*Provided information*.
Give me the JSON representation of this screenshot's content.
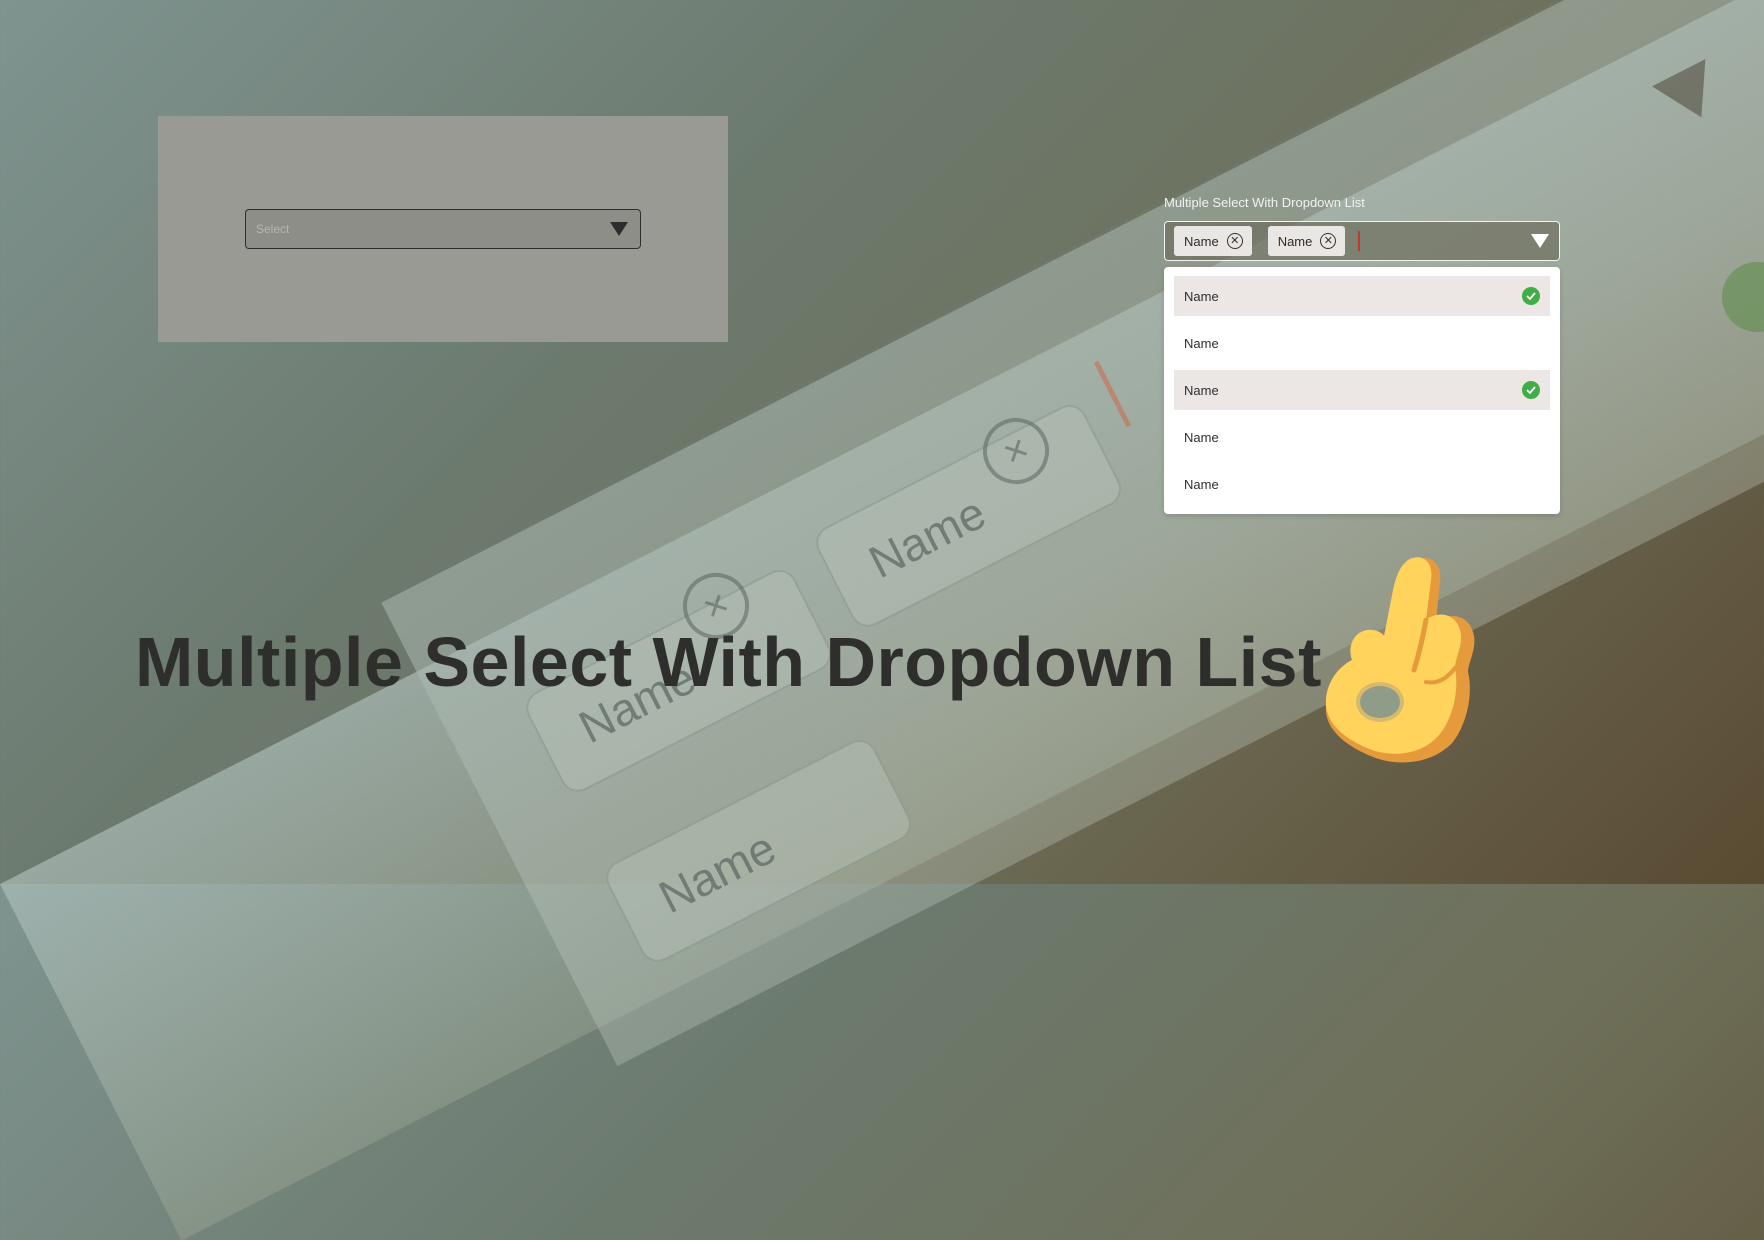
{
  "left_card": {
    "select_placeholder": "Select"
  },
  "widget": {
    "label": "Multiple Select With Dropdown List",
    "chips": [
      {
        "label": "Name"
      },
      {
        "label": "Name"
      }
    ],
    "options": [
      {
        "label": "Name",
        "selected": true
      },
      {
        "label": "Name",
        "selected": false
      },
      {
        "label": "Name",
        "selected": true
      },
      {
        "label": "Name",
        "selected": false
      },
      {
        "label": "Name",
        "selected": false
      }
    ]
  },
  "headline": "Multiple Select With Dropdown List",
  "background": {
    "chips": [
      "Name",
      "Name",
      "Name"
    ]
  },
  "colors": {
    "check_green": "#3fae49",
    "selected_row": "#ece6e5",
    "caret_red": "#c0392b",
    "headline": "#2e2e2d"
  },
  "icons": [
    "chevron-down-icon",
    "close-circle-icon",
    "check-circle-icon",
    "ok-hand-emoji"
  ]
}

*Task instructions*.
Transcribe every entry above exactly. Omit all pictures.

*Complete answer*.
Give me the JSON representation of this screenshot's content.
{
  "left_card": {
    "select_placeholder": "Select"
  },
  "widget": {
    "label": "Multiple Select With Dropdown List",
    "chips": [
      {
        "label": "Name"
      },
      {
        "label": "Name"
      }
    ],
    "options": [
      {
        "label": "Name",
        "selected": true
      },
      {
        "label": "Name",
        "selected": false
      },
      {
        "label": "Name",
        "selected": true
      },
      {
        "label": "Name",
        "selected": false
      },
      {
        "label": "Name",
        "selected": false
      }
    ]
  },
  "headline": "Multiple Select With Dropdown List",
  "background": {
    "chips": [
      "Name",
      "Name",
      "Name"
    ]
  },
  "colors": {
    "check_green": "#3fae49",
    "selected_row": "#ece6e5",
    "caret_red": "#c0392b",
    "headline": "#2e2e2d"
  },
  "icons": [
    "chevron-down-icon",
    "close-circle-icon",
    "check-circle-icon",
    "ok-hand-emoji"
  ]
}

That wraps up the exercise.